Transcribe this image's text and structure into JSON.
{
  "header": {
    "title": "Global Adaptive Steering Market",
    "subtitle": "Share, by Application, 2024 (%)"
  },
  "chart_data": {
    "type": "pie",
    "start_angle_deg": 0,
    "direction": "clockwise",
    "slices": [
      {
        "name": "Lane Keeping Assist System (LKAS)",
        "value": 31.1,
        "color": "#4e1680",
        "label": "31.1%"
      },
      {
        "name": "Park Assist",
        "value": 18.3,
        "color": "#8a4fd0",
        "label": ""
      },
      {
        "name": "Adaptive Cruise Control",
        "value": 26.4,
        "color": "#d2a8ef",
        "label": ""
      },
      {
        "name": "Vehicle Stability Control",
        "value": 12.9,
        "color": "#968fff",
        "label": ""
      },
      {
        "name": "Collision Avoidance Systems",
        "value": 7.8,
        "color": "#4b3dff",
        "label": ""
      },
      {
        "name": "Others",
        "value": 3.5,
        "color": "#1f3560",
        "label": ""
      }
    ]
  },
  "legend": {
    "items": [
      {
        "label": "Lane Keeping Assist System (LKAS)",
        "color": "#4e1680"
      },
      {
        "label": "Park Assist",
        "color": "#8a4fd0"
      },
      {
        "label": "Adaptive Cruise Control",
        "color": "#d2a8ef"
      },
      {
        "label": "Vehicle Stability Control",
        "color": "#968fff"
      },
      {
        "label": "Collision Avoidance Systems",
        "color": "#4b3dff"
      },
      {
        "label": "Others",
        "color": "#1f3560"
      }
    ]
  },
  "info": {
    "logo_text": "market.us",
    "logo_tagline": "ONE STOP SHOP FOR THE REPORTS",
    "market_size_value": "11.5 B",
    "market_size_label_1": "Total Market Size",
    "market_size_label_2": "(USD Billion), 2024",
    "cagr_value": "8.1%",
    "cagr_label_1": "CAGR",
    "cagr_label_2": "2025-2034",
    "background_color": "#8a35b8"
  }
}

Work to be completed: Please repeat the listing above in full and exactly.

Solution to the exercise:
Transcribe this image's text and structure into JSON.
{
  "header": {
    "title": "Global Adaptive Steering Market",
    "subtitle": "Share, by Application, 2024 (%)"
  },
  "chart_data": {
    "type": "pie",
    "start_angle_deg": 0,
    "direction": "clockwise",
    "slices": [
      {
        "name": "Lane Keeping Assist System (LKAS)",
        "value": 31.1,
        "color": "#4e1680",
        "label": "31.1%"
      },
      {
        "name": "Park Assist",
        "value": 18.3,
        "color": "#8a4fd0",
        "label": ""
      },
      {
        "name": "Adaptive Cruise Control",
        "value": 26.4,
        "color": "#d2a8ef",
        "label": ""
      },
      {
        "name": "Vehicle Stability Control",
        "value": 12.9,
        "color": "#968fff",
        "label": ""
      },
      {
        "name": "Collision Avoidance Systems",
        "value": 7.8,
        "color": "#4b3dff",
        "label": ""
      },
      {
        "name": "Others",
        "value": 3.5,
        "color": "#1f3560",
        "label": ""
      }
    ]
  },
  "legend": {
    "items": [
      {
        "label": "Lane Keeping Assist System (LKAS)",
        "color": "#4e1680"
      },
      {
        "label": "Park Assist",
        "color": "#8a4fd0"
      },
      {
        "label": "Adaptive Cruise Control",
        "color": "#d2a8ef"
      },
      {
        "label": "Vehicle Stability Control",
        "color": "#968fff"
      },
      {
        "label": "Collision Avoidance Systems",
        "color": "#4b3dff"
      },
      {
        "label": "Others",
        "color": "#1f3560"
      }
    ]
  },
  "info": {
    "logo_text": "market.us",
    "logo_tagline": "ONE STOP SHOP FOR THE REPORTS",
    "market_size_value": "11.5 B",
    "market_size_label_1": "Total Market Size",
    "market_size_label_2": "(USD Billion), 2024",
    "cagr_value": "8.1%",
    "cagr_label_1": "CAGR",
    "cagr_label_2": "2025-2034",
    "background_color": "#8a35b8"
  }
}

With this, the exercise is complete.